[start Records for the exercise]
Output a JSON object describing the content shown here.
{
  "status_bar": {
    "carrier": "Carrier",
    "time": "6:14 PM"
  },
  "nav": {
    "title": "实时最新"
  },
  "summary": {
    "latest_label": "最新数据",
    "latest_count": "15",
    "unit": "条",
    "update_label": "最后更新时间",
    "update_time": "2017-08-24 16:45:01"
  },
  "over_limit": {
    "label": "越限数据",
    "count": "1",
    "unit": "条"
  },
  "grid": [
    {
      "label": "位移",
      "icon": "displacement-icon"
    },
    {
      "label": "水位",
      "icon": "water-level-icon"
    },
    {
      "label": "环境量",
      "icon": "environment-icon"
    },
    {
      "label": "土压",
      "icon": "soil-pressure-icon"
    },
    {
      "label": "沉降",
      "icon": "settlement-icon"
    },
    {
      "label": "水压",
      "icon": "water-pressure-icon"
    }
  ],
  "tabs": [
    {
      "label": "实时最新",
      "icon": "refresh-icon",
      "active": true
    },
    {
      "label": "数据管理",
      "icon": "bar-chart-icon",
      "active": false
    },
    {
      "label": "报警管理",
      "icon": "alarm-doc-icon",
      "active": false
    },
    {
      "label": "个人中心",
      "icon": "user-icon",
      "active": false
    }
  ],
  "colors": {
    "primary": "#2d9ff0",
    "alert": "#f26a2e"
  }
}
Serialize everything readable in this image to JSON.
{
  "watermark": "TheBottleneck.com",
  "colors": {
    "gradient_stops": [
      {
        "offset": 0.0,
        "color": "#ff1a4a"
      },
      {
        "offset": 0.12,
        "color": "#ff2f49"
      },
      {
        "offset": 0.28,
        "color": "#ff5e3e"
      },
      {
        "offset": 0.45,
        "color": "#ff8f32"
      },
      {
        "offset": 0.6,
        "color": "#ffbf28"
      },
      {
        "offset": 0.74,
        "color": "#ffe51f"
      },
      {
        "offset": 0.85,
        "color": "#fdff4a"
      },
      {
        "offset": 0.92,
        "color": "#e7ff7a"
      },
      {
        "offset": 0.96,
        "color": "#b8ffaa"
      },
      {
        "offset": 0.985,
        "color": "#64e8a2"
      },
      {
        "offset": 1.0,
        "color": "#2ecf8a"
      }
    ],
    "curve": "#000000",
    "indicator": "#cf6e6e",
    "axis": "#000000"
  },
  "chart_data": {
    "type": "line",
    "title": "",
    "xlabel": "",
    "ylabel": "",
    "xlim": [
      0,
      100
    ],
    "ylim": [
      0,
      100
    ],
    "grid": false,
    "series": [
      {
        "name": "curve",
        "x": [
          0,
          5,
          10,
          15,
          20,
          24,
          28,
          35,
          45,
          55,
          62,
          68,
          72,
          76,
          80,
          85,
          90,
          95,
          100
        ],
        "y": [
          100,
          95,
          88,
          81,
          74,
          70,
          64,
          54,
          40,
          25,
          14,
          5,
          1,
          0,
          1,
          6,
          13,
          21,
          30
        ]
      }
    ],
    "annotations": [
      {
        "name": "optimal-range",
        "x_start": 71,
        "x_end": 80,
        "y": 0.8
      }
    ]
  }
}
[end Records for the exercise]
## What is asked
Exact output of every entry is required.

## Worked answer
Output a JSON object describing the content shown here.
{
  "status_bar": {
    "carrier": "Carrier",
    "time": "6:14 PM"
  },
  "nav": {
    "title": "实时最新"
  },
  "summary": {
    "latest_label": "最新数据",
    "latest_count": "15",
    "unit": "条",
    "update_label": "最后更新时间",
    "update_time": "2017-08-24 16:45:01"
  },
  "over_limit": {
    "label": "越限数据",
    "count": "1",
    "unit": "条"
  },
  "grid": [
    {
      "label": "位移",
      "icon": "displacement-icon"
    },
    {
      "label": "水位",
      "icon": "water-level-icon"
    },
    {
      "label": "环境量",
      "icon": "environment-icon"
    },
    {
      "label": "土压",
      "icon": "soil-pressure-icon"
    },
    {
      "label": "沉降",
      "icon": "settlement-icon"
    },
    {
      "label": "水压",
      "icon": "water-pressure-icon"
    }
  ],
  "tabs": [
    {
      "label": "实时最新",
      "icon": "refresh-icon",
      "active": true
    },
    {
      "label": "数据管理",
      "icon": "bar-chart-icon",
      "active": false
    },
    {
      "label": "报警管理",
      "icon": "alarm-doc-icon",
      "active": false
    },
    {
      "label": "个人中心",
      "icon": "user-icon",
      "active": false
    }
  ],
  "colors": {
    "primary": "#2d9ff0",
    "alert": "#f26a2e"
  }
}
Serialize everything readable in this image to JSON.
{
  "watermark": "TheBottleneck.com",
  "colors": {
    "gradient_stops": [
      {
        "offset": 0.0,
        "color": "#ff1a4a"
      },
      {
        "offset": 0.12,
        "color": "#ff2f49"
      },
      {
        "offset": 0.28,
        "color": "#ff5e3e"
      },
      {
        "offset": 0.45,
        "color": "#ff8f32"
      },
      {
        "offset": 0.6,
        "color": "#ffbf28"
      },
      {
        "offset": 0.74,
        "color": "#ffe51f"
      },
      {
        "offset": 0.85,
        "color": "#fdff4a"
      },
      {
        "offset": 0.92,
        "color": "#e7ff7a"
      },
      {
        "offset": 0.96,
        "color": "#b8ffaa"
      },
      {
        "offset": 0.985,
        "color": "#64e8a2"
      },
      {
        "offset": 1.0,
        "color": "#2ecf8a"
      }
    ],
    "curve": "#000000",
    "indicator": "#cf6e6e",
    "axis": "#000000"
  },
  "chart_data": {
    "type": "line",
    "title": "",
    "xlabel": "",
    "ylabel": "",
    "xlim": [
      0,
      100
    ],
    "ylim": [
      0,
      100
    ],
    "grid": false,
    "series": [
      {
        "name": "curve",
        "x": [
          0,
          5,
          10,
          15,
          20,
          24,
          28,
          35,
          45,
          55,
          62,
          68,
          72,
          76,
          80,
          85,
          90,
          95,
          100
        ],
        "y": [
          100,
          95,
          88,
          81,
          74,
          70,
          64,
          54,
          40,
          25,
          14,
          5,
          1,
          0,
          1,
          6,
          13,
          21,
          30
        ]
      }
    ],
    "annotations": [
      {
        "name": "optimal-range",
        "x_start": 71,
        "x_end": 80,
        "y": 0.8
      }
    ]
  }
}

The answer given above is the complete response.